Exercise directions. Write the data out again exactly, with no pictures.

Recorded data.
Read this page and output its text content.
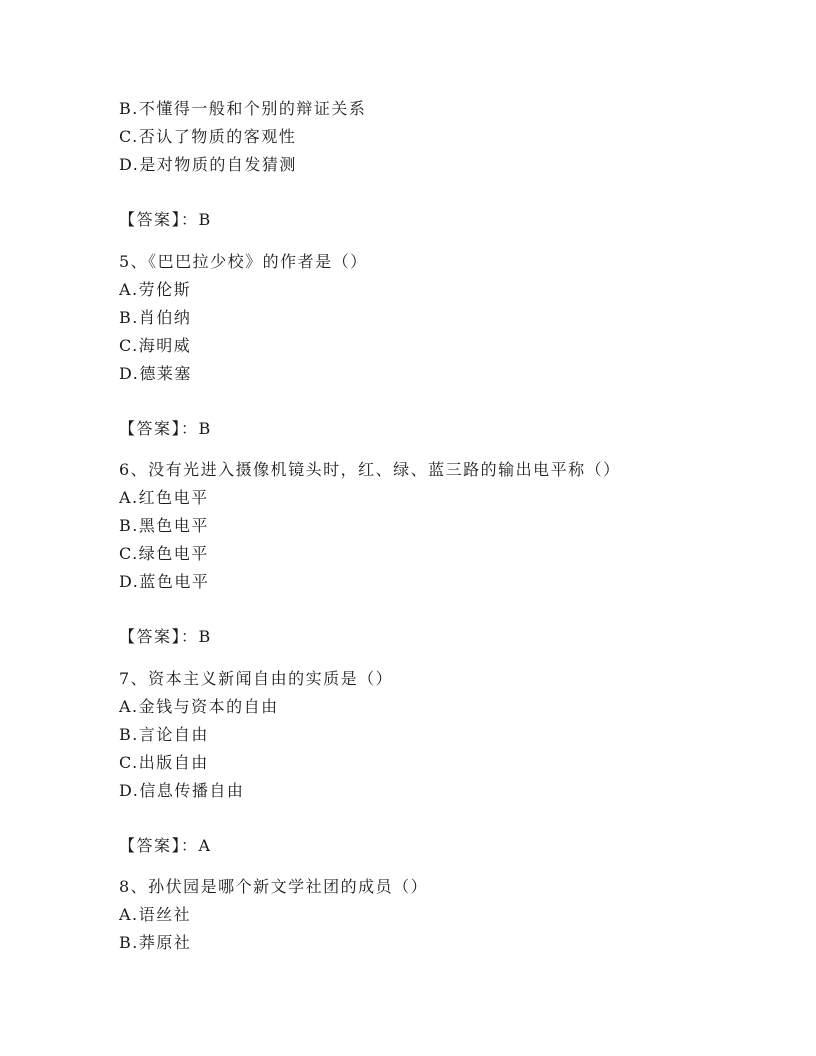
B.不懂得一般和个别的辩证关系
C.否认了物质的客观性
D.是对物质的自发猜测
【答案】：B
5、《巴巴拉少校》的作者是（）
A.劳伦斯
B.肖伯纳
C.海明威
D.德莱塞
【答案】：B
6、没有光进入摄像机镜头时，红、绿、蓝三路的输出电平称（）
A.红色电平
B.黑色电平
C.绿色电平
D.蓝色电平
【答案】：B
7、资本主义新闻自由的实质是（）
A.金钱与资本的自由
B.言论自由
C.出版自由
D.信息传播自由
【答案】：A
8、孙伏园是哪个新文学社团的成员（）
A.语丝社
B.莽原社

Task result.
Read this page and output its text content.
B.不懂得一般和个别的辩证关系
C.否认了物质的客观性
D.是对物质的自发猜测
【答案】：B
5、《巴巴拉少校》的作者是（）
A.劳伦斯
B.肖伯纳
C.海明威
D.德莱塞
【答案】：B
6、没有光进入摄像机镜头时，红、绿、蓝三路的输出电平称（）
A.红色电平
B.黑色电平
C.绿色电平
D.蓝色电平
【答案】：B
7、资本主义新闻自由的实质是（）
A.金钱与资本的自由
B.言论自由
C.出版自由
D.信息传播自由
【答案】：A
8、孙伏园是哪个新文学社团的成员（）
A.语丝社
B.莽原社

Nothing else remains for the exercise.